-- START The input --

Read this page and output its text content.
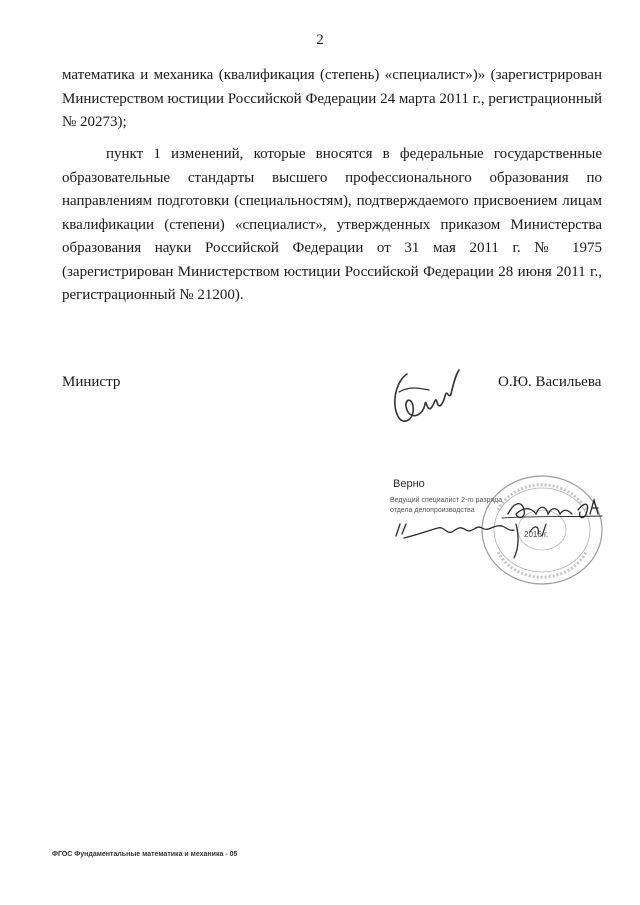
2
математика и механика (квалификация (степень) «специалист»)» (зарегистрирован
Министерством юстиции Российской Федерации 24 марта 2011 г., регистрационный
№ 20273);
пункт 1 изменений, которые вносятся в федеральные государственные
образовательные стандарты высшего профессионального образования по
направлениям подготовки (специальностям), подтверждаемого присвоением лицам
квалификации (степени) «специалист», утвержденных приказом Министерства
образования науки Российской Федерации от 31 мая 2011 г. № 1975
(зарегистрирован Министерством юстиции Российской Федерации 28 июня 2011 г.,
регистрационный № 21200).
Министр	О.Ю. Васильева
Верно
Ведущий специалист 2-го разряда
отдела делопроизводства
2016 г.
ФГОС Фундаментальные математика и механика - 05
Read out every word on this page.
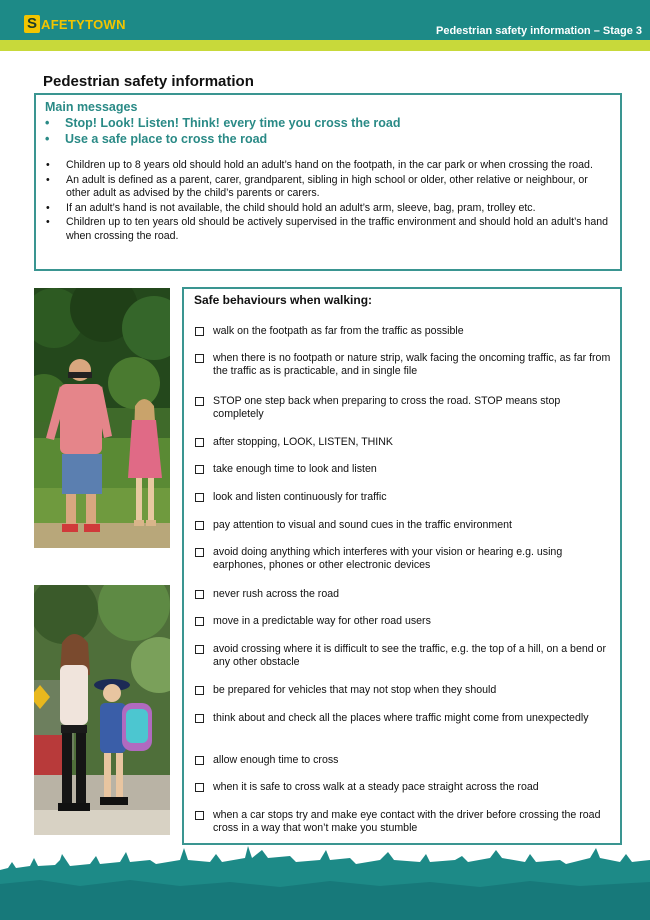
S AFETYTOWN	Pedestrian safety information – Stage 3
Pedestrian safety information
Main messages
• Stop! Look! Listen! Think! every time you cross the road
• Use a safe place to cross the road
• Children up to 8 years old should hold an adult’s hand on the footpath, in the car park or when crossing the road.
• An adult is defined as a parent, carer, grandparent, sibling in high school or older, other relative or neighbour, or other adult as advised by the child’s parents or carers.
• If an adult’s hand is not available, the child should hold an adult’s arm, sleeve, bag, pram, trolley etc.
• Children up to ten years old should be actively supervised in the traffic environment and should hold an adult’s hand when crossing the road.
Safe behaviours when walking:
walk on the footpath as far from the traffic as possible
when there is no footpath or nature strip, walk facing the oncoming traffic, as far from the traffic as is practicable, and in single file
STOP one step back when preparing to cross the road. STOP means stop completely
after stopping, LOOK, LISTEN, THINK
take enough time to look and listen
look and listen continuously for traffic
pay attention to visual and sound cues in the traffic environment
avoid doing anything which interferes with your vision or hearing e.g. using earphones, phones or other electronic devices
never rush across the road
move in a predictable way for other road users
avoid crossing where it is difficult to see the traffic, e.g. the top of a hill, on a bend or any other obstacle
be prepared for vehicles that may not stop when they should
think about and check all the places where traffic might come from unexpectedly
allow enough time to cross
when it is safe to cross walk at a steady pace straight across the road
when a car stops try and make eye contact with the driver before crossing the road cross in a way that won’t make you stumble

-- END The input --

From the listing above, pick out every line containing "Министерством".

- Task answer:
Министерством юстиции Российской Федерации 24 марта 2011 г., регистрационный
(зарегистрирован Министерством юстиции Российской Федерации 28 июня 2011 г.,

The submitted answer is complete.